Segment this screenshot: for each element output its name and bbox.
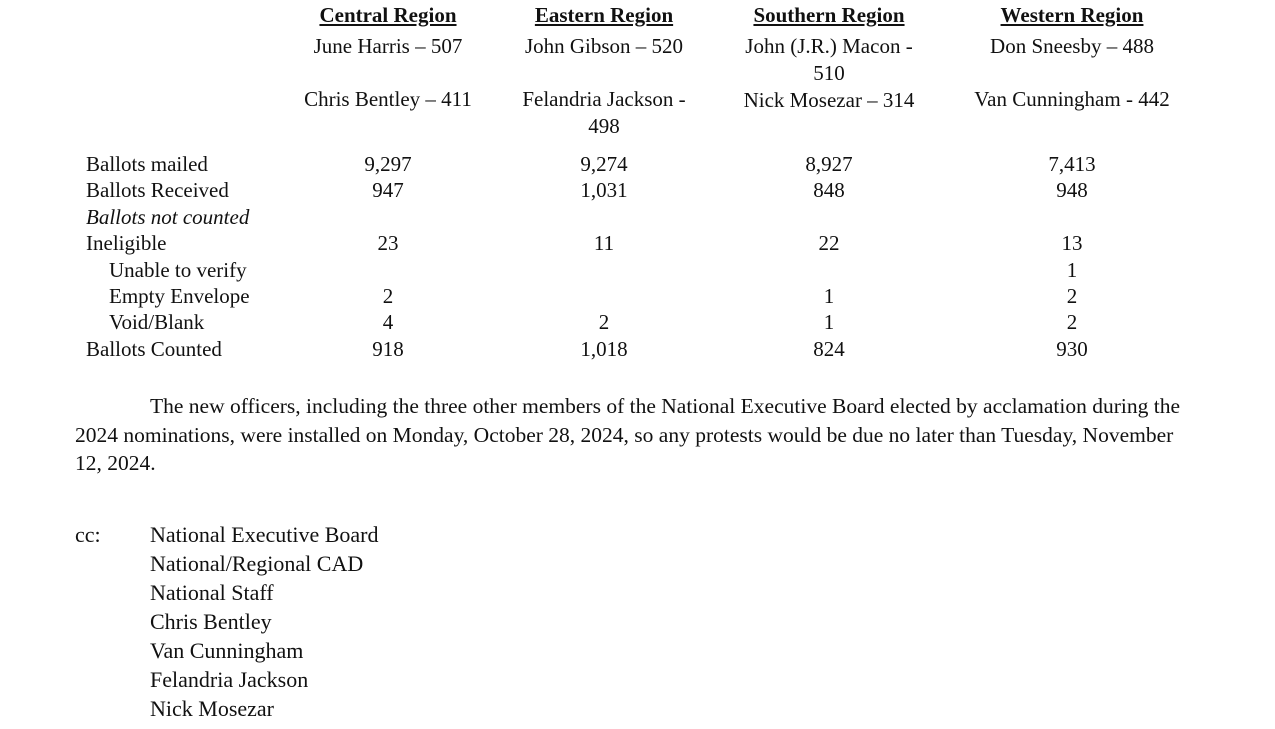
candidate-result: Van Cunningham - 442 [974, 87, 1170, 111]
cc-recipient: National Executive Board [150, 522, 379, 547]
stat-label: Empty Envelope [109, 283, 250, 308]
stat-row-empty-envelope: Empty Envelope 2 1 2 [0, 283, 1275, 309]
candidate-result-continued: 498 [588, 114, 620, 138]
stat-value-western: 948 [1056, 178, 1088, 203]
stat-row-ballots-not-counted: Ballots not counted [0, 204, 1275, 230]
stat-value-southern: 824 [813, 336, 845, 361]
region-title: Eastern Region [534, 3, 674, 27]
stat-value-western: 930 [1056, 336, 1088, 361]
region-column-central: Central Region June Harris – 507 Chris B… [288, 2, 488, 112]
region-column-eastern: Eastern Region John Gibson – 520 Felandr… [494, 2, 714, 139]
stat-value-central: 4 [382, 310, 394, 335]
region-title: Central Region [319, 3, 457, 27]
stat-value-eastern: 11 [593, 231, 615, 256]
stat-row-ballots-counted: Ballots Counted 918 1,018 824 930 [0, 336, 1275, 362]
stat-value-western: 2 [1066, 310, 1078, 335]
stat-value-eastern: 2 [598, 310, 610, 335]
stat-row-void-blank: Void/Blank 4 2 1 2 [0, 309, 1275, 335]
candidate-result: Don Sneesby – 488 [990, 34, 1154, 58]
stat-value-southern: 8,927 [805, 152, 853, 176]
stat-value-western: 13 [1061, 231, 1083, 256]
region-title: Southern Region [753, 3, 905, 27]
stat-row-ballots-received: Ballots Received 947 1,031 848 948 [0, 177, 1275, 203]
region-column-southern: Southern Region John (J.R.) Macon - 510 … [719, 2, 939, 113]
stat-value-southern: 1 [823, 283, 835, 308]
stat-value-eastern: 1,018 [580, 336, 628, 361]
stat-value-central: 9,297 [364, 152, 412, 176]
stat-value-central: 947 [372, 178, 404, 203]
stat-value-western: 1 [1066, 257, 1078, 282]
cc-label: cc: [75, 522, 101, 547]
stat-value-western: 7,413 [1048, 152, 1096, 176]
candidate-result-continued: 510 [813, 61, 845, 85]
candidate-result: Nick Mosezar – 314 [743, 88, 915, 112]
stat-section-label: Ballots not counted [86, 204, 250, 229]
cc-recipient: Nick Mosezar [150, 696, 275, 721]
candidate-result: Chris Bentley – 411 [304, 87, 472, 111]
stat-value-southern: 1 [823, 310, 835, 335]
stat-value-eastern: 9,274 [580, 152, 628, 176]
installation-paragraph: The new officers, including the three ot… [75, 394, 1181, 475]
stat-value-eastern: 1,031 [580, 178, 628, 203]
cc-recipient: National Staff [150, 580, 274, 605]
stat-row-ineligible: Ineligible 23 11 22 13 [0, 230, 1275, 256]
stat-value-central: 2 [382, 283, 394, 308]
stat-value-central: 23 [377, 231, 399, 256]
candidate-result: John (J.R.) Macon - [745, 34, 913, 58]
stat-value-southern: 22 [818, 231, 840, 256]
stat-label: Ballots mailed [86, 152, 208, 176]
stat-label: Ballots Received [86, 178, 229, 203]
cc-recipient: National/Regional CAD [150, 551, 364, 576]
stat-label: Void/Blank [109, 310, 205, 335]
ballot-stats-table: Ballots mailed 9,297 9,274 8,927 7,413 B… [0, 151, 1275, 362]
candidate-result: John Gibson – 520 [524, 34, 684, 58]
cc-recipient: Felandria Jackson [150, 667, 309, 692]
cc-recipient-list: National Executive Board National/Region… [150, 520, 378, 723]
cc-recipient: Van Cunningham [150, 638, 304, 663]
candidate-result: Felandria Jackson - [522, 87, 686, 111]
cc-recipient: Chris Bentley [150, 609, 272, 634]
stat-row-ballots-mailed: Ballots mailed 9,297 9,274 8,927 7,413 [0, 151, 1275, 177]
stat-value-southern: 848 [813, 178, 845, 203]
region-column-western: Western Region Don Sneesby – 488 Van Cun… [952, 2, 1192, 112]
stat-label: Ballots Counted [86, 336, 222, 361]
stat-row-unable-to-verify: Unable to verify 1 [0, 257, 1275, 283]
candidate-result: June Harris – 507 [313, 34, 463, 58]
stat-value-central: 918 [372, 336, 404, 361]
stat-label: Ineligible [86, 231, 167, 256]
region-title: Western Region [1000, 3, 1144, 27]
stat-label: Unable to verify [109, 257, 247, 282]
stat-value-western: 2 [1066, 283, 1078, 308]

######

Copy the data from the line containing "candidate-result: Van Cunningham" through the line containing "installation-paragraph: The new", changing "Void/Blank" to "Void or Blank" and leaving everything else the same. Return only those lines.

candidate-result: Van Cunningham - 442 [974, 87, 1170, 111]
cc-recipient: National Executive Board [150, 522, 379, 547]
stat-label: Empty Envelope [109, 283, 250, 308]
stat-row-empty-envelope: Empty Envelope 2 1 2 [0, 283, 1275, 309]
candidate-result-continued: 498 [588, 114, 620, 138]
stat-value-western: 948 [1056, 178, 1088, 203]
stat-row-ballots-not-counted: Ballots not counted [0, 204, 1275, 230]
stat-value-southern: 824 [813, 336, 845, 361]
region-title: Eastern Region [534, 3, 674, 27]
stat-value-western: 930 [1056, 336, 1088, 361]
region-column-central: Central Region June Harris – 507 Chris B… [288, 2, 488, 112]
region-column-eastern: Eastern Region John Gibson – 520 Felandr… [494, 2, 714, 139]
stat-value-central: 4 [382, 310, 394, 335]
region-title: Central Region [319, 3, 457, 27]
stat-value-eastern: 11 [593, 231, 615, 256]
stat-row-ballots-counted: Ballots Counted 918 1,018 824 930 [0, 336, 1275, 362]
stat-value-western: 2 [1066, 310, 1078, 335]
stat-value-eastern: 2 [598, 310, 610, 335]
stat-row-void-blank: Void or Blank 4 2 1 2 [0, 309, 1275, 335]
candidate-result: Don Sneesby – 488 [990, 34, 1154, 58]
stat-value-southern: 8,927 [805, 152, 853, 176]
stat-value-western: 13 [1061, 231, 1083, 256]
region-title: Southern Region [753, 3, 905, 27]
stat-row-ballots-received: Ballots Received 947 1,031 848 948 [0, 177, 1275, 203]
region-column-southern: Southern Region John (J.R.) Macon - 510 … [719, 2, 939, 113]
stat-value-southern: 1 [823, 283, 835, 308]
stat-value-eastern: 1,018 [580, 336, 628, 361]
stat-value-central: 9,297 [364, 152, 412, 176]
stat-value-central: 947 [372, 178, 404, 203]
stat-value-western: 1 [1066, 257, 1078, 282]
cc-label: cc: [75, 522, 101, 547]
stat-value-western: 7,413 [1048, 152, 1096, 176]
candidate-result-continued: 510 [813, 61, 845, 85]
candidate-result: Nick Mosezar – 314 [743, 88, 915, 112]
stat-section-label: Ballots not counted [86, 204, 250, 229]
cc-recipient: Nick Mosezar [150, 696, 275, 721]
candidate-result: Chris Bentley – 411 [304, 87, 472, 111]
stat-value-southern: 1 [823, 310, 835, 335]
stat-value-eastern: 9,274 [580, 152, 628, 176]
installation-paragraph: The new officers, including the three ot… [75, 394, 1181, 475]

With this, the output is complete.